■ **Task goal**: Write out the data below in full. Keep it exact.

■ **Data section**:
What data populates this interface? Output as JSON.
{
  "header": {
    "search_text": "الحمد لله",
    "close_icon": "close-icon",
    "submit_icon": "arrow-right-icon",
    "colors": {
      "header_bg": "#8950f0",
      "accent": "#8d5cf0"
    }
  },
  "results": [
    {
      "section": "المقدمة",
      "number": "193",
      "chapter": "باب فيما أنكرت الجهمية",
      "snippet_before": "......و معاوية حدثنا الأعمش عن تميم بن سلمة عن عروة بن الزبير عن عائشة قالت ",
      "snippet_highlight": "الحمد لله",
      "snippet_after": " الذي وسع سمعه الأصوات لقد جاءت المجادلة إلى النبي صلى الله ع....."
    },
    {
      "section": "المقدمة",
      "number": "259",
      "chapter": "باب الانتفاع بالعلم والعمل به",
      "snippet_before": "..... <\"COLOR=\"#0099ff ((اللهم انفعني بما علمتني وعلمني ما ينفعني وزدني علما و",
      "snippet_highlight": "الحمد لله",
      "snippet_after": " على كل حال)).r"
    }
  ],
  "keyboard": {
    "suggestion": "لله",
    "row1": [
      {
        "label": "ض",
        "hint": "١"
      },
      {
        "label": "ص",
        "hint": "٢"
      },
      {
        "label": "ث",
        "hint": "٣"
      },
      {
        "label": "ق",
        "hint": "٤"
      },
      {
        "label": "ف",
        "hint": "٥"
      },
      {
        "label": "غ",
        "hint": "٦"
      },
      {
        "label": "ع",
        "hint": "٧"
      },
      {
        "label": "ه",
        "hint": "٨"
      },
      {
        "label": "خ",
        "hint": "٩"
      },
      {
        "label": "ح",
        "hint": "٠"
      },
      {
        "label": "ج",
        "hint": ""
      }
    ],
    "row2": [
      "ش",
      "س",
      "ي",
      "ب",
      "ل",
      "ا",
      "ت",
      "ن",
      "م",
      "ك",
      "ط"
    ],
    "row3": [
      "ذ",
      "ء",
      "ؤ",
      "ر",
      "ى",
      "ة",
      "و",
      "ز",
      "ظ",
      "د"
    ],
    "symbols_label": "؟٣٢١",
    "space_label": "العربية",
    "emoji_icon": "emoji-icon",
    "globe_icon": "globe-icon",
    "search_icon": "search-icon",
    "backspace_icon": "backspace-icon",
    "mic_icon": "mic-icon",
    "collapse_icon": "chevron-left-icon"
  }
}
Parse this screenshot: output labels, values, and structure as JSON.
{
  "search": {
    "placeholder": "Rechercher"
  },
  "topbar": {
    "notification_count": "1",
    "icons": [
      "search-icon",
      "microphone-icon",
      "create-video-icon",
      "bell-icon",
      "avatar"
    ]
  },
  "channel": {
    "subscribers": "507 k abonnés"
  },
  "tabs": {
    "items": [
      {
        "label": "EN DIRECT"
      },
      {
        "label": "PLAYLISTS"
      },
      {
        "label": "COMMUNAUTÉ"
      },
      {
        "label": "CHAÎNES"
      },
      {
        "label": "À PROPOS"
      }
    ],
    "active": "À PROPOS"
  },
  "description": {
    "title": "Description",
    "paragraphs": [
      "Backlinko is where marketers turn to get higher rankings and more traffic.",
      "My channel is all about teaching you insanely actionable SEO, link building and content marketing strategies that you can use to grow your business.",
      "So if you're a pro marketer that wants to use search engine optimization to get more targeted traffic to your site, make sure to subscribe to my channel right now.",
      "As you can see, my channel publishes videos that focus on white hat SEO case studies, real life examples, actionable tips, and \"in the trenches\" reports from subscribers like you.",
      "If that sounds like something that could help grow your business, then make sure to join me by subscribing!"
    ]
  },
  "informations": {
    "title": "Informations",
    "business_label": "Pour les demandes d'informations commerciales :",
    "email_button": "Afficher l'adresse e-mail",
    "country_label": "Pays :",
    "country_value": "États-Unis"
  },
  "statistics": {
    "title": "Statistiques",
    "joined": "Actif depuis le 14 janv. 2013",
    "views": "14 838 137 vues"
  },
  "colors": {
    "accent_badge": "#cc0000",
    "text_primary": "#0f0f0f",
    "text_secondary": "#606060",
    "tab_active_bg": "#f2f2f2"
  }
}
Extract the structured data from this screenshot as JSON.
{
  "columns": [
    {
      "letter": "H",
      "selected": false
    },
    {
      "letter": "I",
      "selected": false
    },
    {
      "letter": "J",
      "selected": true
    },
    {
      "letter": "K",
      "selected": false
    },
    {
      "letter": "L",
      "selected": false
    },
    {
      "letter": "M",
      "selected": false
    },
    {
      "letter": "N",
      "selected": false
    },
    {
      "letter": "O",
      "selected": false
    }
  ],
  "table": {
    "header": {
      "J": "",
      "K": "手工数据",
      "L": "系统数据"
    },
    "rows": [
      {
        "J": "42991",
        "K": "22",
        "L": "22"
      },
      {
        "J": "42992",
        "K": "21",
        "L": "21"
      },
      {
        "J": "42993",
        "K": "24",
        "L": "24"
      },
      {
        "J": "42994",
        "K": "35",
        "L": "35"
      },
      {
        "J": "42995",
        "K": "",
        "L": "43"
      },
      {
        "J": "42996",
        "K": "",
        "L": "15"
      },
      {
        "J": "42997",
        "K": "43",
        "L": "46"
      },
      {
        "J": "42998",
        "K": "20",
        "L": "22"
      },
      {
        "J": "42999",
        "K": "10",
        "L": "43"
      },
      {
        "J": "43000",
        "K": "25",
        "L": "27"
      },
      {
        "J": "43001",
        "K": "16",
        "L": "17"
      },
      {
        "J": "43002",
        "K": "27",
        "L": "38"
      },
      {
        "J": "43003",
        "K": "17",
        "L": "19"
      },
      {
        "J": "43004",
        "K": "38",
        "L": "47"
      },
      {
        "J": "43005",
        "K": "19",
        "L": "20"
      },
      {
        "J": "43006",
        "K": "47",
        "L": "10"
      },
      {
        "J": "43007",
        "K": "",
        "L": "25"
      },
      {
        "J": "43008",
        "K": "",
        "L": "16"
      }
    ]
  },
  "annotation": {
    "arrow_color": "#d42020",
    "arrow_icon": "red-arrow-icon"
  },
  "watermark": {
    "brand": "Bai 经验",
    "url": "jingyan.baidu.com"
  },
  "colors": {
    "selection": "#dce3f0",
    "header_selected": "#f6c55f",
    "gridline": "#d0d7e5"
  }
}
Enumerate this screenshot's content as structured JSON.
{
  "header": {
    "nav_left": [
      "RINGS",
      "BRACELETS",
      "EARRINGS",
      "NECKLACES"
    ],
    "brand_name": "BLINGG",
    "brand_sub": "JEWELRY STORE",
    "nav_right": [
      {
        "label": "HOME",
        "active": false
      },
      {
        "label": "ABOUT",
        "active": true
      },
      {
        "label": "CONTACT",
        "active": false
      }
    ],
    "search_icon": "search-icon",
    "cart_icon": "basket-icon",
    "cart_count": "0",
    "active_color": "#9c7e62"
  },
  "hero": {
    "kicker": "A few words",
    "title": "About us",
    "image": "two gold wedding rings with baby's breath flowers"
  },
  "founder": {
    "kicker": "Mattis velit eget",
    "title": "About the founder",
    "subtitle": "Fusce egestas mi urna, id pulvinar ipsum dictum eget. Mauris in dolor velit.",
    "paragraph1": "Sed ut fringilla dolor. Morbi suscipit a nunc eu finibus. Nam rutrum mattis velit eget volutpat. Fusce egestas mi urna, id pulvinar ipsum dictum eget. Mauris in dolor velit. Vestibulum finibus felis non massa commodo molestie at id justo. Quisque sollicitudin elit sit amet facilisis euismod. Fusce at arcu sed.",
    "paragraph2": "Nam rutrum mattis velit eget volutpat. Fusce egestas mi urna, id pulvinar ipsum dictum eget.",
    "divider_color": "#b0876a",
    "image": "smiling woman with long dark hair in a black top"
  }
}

■ **Task response**:
What data populates this interface? Output as JSON.
{
  "header": {
    "search_text": "الحمد لله",
    "close_icon": "close-icon",
    "submit_icon": "arrow-right-icon",
    "colors": {
      "header_bg": "#8950f0",
      "accent": "#8d5cf0"
    }
  },
  "results": [
    {
      "section": "المقدمة",
      "number": "193",
      "chapter": "باب فيما أنكرت الجهمية",
      "snippet_before": "......و معاوية حدثنا الأعمش عن تميم بن سلمة عن عروة بن الزبير عن عائشة قالت ",
      "snippet_highlight": "الحمد لله",
      "snippet_after": " الذي وسع سمعه الأصوات لقد جاءت المجادلة إلى النبي صلى الله ع....."
    },
    {
      "section": "المقدمة",
      "number": "259",
      "chapter": "باب الانتفاع بالعلم والعمل به",
      "snippet_before": "..... <\"COLOR=\"#0099ff ((اللهم انفعني بما علمتني وعلمني ما ينفعني وزدني علما و",
      "snippet_highlight": "الحمد لله",
      "snippet_after": " على كل حال)).r"
    }
  ],
  "keyboard": {
    "suggestion": "لله",
    "row1": [
      {
        "label": "ض",
        "hint": "١"
      },
      {
        "label": "ص",
        "hint": "٢"
      },
      {
        "label": "ث",
        "hint": "٣"
      },
      {
        "label": "ق",
        "hint": "٤"
      },
      {
        "label": "ف",
        "hint": "٥"
      },
      {
        "label": "غ",
        "hint": "٦"
      },
      {
        "label": "ع",
        "hint": "٧"
      },
      {
        "label": "ه",
        "hint": "٨"
      },
      {
        "label": "خ",
        "hint": "٩"
      },
      {
        "label": "ح",
        "hint": "٠"
      },
      {
        "label": "ج",
        "hint": ""
      }
    ],
    "row2": [
      "ش",
      "س",
      "ي",
      "ب",
      "ل",
      "ا",
      "ت",
      "ن",
      "م",
      "ك",
      "ط"
    ],
    "row3": [
      "ذ",
      "ء",
      "ؤ",
      "ر",
      "ى",
      "ة",
      "و",
      "ز",
      "ظ",
      "د"
    ],
    "symbols_label": "؟٣٢١",
    "space_label": "العربية",
    "emoji_icon": "emoji-icon",
    "globe_icon": "globe-icon",
    "search_icon": "search-icon",
    "backspace_icon": "backspace-icon",
    "mic_icon": "mic-icon",
    "collapse_icon": "chevron-left-icon"
  }
}
Parse this screenshot: output labels, values, and structure as JSON.
{
  "search": {
    "placeholder": "Rechercher"
  },
  "topbar": {
    "notification_count": "1",
    "icons": [
      "search-icon",
      "microphone-icon",
      "create-video-icon",
      "bell-icon",
      "avatar"
    ]
  },
  "channel": {
    "subscribers": "507 k abonnés"
  },
  "tabs": {
    "items": [
      {
        "label": "EN DIRECT"
      },
      {
        "label": "PLAYLISTS"
      },
      {
        "label": "COMMUNAUTÉ"
      },
      {
        "label": "CHAÎNES"
      },
      {
        "label": "À PROPOS"
      }
    ],
    "active": "À PROPOS"
  },
  "description": {
    "title": "Description",
    "paragraphs": [
      "Backlinko is where marketers turn to get higher rankings and more traffic.",
      "My channel is all about teaching you insanely actionable SEO, link building and content marketing strategies that you can use to grow your business.",
      "So if you're a pro marketer that wants to use search engine optimization to get more targeted traffic to your site, make sure to subscribe to my channel right now.",
      "As you can see, my channel publishes videos that focus on white hat SEO case studies, real life examples, actionable tips, and \"in the trenches\" reports from subscribers like you.",
      "If that sounds like something that could help grow your business, then make sure to join me by subscribing!"
    ]
  },
  "informations": {
    "title": "Informations",
    "business_label": "Pour les demandes d'informations commerciales :",
    "email_button": "Afficher l'adresse e-mail",
    "country_label": "Pays :",
    "country_value": "États-Unis"
  },
  "statistics": {
    "title": "Statistiques",
    "joined": "Actif depuis le 14 janv. 2013",
    "views": "14 838 137 vues"
  },
  "colors": {
    "accent_badge": "#cc0000",
    "text_primary": "#0f0f0f",
    "text_secondary": "#606060",
    "tab_active_bg": "#f2f2f2"
  }
}
Extract the structured data from this screenshot as JSON.
{
  "columns": [
    {
      "letter": "H",
      "selected": false
    },
    {
      "letter": "I",
      "selected": false
    },
    {
      "letter": "J",
      "selected": true
    },
    {
      "letter": "K",
      "selected": false
    },
    {
      "letter": "L",
      "selected": false
    },
    {
      "letter": "M",
      "selected": false
    },
    {
      "letter": "N",
      "selected": false
    },
    {
      "letter": "O",
      "selected": false
    }
  ],
  "table": {
    "header": {
      "J": "",
      "K": "手工数据",
      "L": "系统数据"
    },
    "rows": [
      {
        "J": "42991",
        "K": "22",
        "L": "22"
      },
      {
        "J": "42992",
        "K": "21",
        "L": "21"
      },
      {
        "J": "42993",
        "K": "24",
        "L": "24"
      },
      {
        "J": "42994",
        "K": "35",
        "L": "35"
      },
      {
        "J": "42995",
        "K": "",
        "L": "43"
      },
      {
        "J": "42996",
        "K": "",
        "L": "15"
      },
      {
        "J": "42997",
        "K": "43",
        "L": "46"
      },
      {
        "J": "42998",
        "K": "20",
        "L": "22"
      },
      {
        "J": "42999",
        "K": "10",
        "L": "43"
      },
      {
        "J": "43000",
        "K": "25",
        "L": "27"
      },
      {
        "J": "43001",
        "K": "16",
        "L": "17"
      },
      {
        "J": "43002",
        "K": "27",
        "L": "38"
      },
      {
        "J": "43003",
        "K": "17",
        "L": "19"
      },
      {
        "J": "43004",
        "K": "38",
        "L": "47"
      },
      {
        "J": "43005",
        "K": "19",
        "L": "20"
      },
      {
        "J": "43006",
        "K": "47",
        "L": "10"
      },
      {
        "J": "43007",
        "K": "",
        "L": "25"
      },
      {
        "J": "43008",
        "K": "",
        "L": "16"
      }
    ]
  },
  "annotation": {
    "arrow_color": "#d42020",
    "arrow_icon": "red-arrow-icon"
  },
  "watermark": {
    "brand": "Bai 经验",
    "url": "jingyan.baidu.com"
  },
  "colors": {
    "selection": "#dce3f0",
    "header_selected": "#f6c55f",
    "gridline": "#d0d7e5"
  }
}
Enumerate this screenshot's content as structured JSON.
{
  "header": {
    "nav_left": [
      "RINGS",
      "BRACELETS",
      "EARRINGS",
      "NECKLACES"
    ],
    "brand_name": "BLINGG",
    "brand_sub": "JEWELRY STORE",
    "nav_right": [
      {
        "label": "HOME",
        "active": false
      },
      {
        "label": "ABOUT",
        "active": true
      },
      {
        "label": "CONTACT",
        "active": false
      }
    ],
    "search_icon": "search-icon",
    "cart_icon": "basket-icon",
    "cart_count": "0",
    "active_color": "#9c7e62"
  },
  "hero": {
    "kicker": "A few words",
    "title": "About us",
    "image": "two gold wedding rings with baby's breath flowers"
  },
  "founder": {
    "kicker": "Mattis velit eget",
    "title": "About the founder",
    "subtitle": "Fusce egestas mi urna, id pulvinar ipsum dictum eget. Mauris in dolor velit.",
    "paragraph1": "Sed ut fringilla dolor. Morbi suscipit a nunc eu finibus. Nam rutrum mattis velit eget volutpat. Fusce egestas mi urna, id pulvinar ipsum dictum eget. Mauris in dolor velit. Vestibulum finibus felis non massa commodo molestie at id justo. Quisque sollicitudin elit sit amet facilisis euismod. Fusce at arcu sed.",
    "paragraph2": "Nam rutrum mattis velit eget volutpat. Fusce egestas mi urna, id pulvinar ipsum dictum eget.",
    "divider_color": "#b0876a",
    "image": "smiling woman with long dark hair in a black top"
  }
}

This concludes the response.